-- START Raw data --
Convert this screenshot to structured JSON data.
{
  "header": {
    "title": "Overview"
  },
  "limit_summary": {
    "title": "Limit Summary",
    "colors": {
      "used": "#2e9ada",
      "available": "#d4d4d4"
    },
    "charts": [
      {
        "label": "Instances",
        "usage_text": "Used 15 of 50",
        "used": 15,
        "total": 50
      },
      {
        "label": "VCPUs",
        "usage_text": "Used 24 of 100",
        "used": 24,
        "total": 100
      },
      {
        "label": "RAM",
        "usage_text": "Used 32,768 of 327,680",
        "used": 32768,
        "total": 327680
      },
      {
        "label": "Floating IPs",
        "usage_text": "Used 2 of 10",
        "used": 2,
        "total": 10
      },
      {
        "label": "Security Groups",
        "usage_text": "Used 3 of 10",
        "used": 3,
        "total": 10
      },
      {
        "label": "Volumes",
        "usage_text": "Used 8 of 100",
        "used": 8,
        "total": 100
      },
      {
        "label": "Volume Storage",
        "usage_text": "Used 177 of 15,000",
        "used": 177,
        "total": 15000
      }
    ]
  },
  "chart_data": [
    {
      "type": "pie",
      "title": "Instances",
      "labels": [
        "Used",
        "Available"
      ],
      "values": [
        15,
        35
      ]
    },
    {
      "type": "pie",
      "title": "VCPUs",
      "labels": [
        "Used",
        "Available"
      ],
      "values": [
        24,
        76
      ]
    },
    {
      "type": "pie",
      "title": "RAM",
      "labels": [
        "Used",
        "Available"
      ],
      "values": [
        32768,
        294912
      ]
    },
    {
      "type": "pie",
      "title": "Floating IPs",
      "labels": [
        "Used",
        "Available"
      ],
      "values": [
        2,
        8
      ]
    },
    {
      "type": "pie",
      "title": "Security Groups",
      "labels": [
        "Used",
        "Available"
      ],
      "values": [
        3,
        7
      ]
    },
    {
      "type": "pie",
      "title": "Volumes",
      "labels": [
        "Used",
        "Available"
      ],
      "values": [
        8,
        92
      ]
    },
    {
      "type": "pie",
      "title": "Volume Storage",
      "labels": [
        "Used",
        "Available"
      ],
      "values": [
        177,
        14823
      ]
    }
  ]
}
-- END Raw data --
__Given instruction__:
Reproduce the records above exactly as they appear.

__Worked solution__:
Convert this screenshot to structured JSON data.
{
  "header": {
    "title": "Overview"
  },
  "limit_summary": {
    "title": "Limit Summary",
    "colors": {
      "used": "#2e9ada",
      "available": "#d4d4d4"
    },
    "charts": [
      {
        "label": "Instances",
        "usage_text": "Used 15 of 50",
        "used": 15,
        "total": 50
      },
      {
        "label": "VCPUs",
        "usage_text": "Used 24 of 100",
        "used": 24,
        "total": 100
      },
      {
        "label": "RAM",
        "usage_text": "Used 32,768 of 327,680",
        "used": 32768,
        "total": 327680
      },
      {
        "label": "Floating IPs",
        "usage_text": "Used 2 of 10",
        "used": 2,
        "total": 10
      },
      {
        "label": "Security Groups",
        "usage_text": "Used 3 of 10",
        "used": 3,
        "total": 10
      },
      {
        "label": "Volumes",
        "usage_text": "Used 8 of 100",
        "used": 8,
        "total": 100
      },
      {
        "label": "Volume Storage",
        "usage_text": "Used 177 of 15,000",
        "used": 177,
        "total": 15000
      }
    ]
  },
  "chart_data": [
    {
      "type": "pie",
      "title": "Instances",
      "labels": [
        "Used",
        "Available"
      ],
      "values": [
        15,
        35
      ]
    },
    {
      "type": "pie",
      "title": "VCPUs",
      "labels": [
        "Used",
        "Available"
      ],
      "values": [
        24,
        76
      ]
    },
    {
      "type": "pie",
      "title": "RAM",
      "labels": [
        "Used",
        "Available"
      ],
      "values": [
        32768,
        294912
      ]
    },
    {
      "type": "pie",
      "title": "Floating IPs",
      "labels": [
        "Used",
        "Available"
      ],
      "values": [
        2,
        8
      ]
    },
    {
      "type": "pie",
      "title": "Security Groups",
      "labels": [
        "Used",
        "Available"
      ],
      "values": [
        3,
        7
      ]
    },
    {
      "type": "pie",
      "title": "Volumes",
      "labels": [
        "Used",
        "Available"
      ],
      "values": [
        8,
        92
      ]
    },
    {
      "type": "pie",
      "title": "Volume Storage",
      "labels": [
        "Used",
        "Available"
      ],
      "values": [
        177,
        14823
      ]
    }
  ]
}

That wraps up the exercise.